-- Start Provided information --
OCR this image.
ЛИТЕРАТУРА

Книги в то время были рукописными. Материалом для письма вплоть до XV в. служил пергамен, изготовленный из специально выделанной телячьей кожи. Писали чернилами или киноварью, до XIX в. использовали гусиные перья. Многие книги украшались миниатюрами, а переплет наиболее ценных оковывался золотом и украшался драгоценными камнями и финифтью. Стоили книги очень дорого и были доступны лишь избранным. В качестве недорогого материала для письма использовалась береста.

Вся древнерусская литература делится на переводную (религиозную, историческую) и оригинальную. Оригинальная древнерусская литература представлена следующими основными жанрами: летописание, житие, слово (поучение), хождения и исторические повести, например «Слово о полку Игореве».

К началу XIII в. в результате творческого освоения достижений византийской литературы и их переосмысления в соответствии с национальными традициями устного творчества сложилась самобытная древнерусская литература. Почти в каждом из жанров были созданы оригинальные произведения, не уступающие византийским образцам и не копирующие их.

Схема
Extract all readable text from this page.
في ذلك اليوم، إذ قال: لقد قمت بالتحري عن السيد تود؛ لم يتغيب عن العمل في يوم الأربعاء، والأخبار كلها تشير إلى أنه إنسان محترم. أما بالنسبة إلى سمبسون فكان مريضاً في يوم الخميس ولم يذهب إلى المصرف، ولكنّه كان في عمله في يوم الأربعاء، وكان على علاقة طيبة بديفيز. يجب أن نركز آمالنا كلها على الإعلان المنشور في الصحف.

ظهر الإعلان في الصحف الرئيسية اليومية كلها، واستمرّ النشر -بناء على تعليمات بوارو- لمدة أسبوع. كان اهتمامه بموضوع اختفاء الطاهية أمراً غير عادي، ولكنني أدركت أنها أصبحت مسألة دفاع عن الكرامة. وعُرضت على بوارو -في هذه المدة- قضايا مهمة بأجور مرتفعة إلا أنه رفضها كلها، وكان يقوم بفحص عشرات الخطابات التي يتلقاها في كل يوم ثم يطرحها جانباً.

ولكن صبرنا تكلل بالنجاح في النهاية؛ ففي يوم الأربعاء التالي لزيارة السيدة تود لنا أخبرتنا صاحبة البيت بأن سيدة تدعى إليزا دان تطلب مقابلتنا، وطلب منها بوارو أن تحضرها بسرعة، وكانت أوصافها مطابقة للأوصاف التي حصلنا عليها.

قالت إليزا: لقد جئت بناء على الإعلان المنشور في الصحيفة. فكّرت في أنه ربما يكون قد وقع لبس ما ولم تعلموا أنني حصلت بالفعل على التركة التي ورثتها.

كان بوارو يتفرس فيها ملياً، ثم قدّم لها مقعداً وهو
-- End Provided information --
■ What the task requires ■
Give back exactly the lines from the line holding "Extract all readable text from this page." through the last line of the listing, including both.

■ The response ■
Extract all readable text from this page.
في ذلك اليوم، إذ قال: لقد قمت بالتحري عن السيد تود؛ لم يتغيب عن العمل في يوم الأربعاء، والأخبار كلها تشير إلى أنه إنسان محترم. أما بالنسبة إلى سمبسون فكان مريضاً في يوم الخميس ولم يذهب إلى المصرف، ولكنّه كان في عمله في يوم الأربعاء، وكان على علاقة طيبة بديفيز. يجب أن نركز آمالنا كلها على الإعلان المنشور في الصحف.

ظهر الإعلان في الصحف الرئيسية اليومية كلها، واستمرّ النشر -بناء على تعليمات بوارو- لمدة أسبوع. كان اهتمامه بموضوع اختفاء الطاهية أمراً غير عادي، ولكنني أدركت أنها أصبحت مسألة دفاع عن الكرامة. وعُرضت على بوارو -في هذه المدة- قضايا مهمة بأجور مرتفعة إلا أنه رفضها كلها، وكان يقوم بفحص عشرات الخطابات التي يتلقاها في كل يوم ثم يطرحها جانباً.

ولكن صبرنا تكلل بالنجاح في النهاية؛ ففي يوم الأربعاء التالي لزيارة السيدة تود لنا أخبرتنا صاحبة البيت بأن سيدة تدعى إليزا دان تطلب مقابلتنا، وطلب منها بوارو أن تحضرها بسرعة، وكانت أوصافها مطابقة للأوصاف التي حصلنا عليها.

قالت إليزا: لقد جئت بناء على الإعلان المنشور في الصحيفة. فكّرت في أنه ربما يكون قد وقع لبس ما ولم تعلموا أنني حصلت بالفعل على التركة التي ورثتها.

كان بوارو يتفرس فيها ملياً، ثم قدّم لها مقعداً وهو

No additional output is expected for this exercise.